Required task:
List each line of the data that holds the word "colors".

— BEGIN Data listing —

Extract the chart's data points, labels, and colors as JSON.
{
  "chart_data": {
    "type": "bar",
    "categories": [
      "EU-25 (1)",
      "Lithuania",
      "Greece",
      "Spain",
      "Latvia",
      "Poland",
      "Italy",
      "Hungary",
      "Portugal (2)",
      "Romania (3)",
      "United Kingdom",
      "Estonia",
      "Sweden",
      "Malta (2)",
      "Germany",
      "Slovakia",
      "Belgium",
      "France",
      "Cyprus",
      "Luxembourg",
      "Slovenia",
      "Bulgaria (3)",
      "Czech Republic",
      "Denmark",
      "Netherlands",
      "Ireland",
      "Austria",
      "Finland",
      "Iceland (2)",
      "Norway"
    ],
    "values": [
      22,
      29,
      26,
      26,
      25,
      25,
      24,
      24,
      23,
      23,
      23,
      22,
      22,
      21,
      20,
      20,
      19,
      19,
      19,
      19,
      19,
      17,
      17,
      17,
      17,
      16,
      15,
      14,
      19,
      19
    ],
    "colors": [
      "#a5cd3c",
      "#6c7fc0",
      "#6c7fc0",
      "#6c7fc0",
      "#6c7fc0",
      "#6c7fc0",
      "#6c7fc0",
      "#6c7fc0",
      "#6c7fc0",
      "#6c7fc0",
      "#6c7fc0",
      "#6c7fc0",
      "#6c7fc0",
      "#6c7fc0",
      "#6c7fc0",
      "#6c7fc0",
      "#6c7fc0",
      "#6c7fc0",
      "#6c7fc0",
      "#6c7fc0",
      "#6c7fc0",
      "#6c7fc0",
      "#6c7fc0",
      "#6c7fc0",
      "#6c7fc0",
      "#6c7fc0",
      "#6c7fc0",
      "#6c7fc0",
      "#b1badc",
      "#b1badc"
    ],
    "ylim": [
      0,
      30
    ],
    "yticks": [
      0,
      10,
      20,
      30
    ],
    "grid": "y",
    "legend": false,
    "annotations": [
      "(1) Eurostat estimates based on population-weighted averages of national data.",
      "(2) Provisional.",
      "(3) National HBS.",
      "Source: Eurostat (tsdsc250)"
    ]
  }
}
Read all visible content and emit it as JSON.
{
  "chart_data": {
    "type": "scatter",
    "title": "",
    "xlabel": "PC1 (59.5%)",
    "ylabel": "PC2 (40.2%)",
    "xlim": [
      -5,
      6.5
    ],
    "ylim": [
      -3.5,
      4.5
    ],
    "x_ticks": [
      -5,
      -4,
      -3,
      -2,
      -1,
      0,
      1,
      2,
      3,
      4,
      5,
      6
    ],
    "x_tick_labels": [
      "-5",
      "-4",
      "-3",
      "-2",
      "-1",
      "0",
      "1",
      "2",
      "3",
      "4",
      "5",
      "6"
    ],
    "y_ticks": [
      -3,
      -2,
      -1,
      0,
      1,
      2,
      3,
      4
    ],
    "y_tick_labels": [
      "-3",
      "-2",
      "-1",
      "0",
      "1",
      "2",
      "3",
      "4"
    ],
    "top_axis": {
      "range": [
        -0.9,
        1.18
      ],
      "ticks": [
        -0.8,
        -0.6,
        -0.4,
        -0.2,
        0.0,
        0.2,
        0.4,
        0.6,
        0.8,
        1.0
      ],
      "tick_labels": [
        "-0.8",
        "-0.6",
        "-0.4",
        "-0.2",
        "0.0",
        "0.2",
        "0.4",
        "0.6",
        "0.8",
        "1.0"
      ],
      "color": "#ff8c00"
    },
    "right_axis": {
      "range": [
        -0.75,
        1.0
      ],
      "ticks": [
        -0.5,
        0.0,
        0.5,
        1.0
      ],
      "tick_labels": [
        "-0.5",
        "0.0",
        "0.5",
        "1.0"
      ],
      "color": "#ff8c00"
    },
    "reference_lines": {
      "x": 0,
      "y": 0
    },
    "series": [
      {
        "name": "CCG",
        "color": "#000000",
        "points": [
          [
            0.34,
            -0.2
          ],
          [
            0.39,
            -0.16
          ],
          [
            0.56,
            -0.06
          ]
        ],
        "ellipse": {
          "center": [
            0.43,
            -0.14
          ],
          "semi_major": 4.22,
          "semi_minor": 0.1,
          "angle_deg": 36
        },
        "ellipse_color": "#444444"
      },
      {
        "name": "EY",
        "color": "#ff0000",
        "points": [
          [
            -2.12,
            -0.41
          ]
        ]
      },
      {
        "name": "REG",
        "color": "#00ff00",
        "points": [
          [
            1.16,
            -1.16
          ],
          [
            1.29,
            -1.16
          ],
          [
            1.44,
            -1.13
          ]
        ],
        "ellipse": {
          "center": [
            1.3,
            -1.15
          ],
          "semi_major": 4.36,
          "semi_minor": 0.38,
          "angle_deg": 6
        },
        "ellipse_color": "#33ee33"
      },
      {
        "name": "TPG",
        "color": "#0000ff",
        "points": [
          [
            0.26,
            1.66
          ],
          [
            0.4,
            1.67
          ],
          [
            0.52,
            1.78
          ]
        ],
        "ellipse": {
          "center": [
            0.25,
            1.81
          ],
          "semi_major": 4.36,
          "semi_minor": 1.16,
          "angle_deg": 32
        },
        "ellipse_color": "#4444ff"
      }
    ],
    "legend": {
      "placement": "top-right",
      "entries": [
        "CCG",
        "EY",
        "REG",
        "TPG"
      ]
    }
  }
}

— END Data listing —

Response for this exercise:
Extract the chart's data points, labels, and colors as JSON.
    "colors": [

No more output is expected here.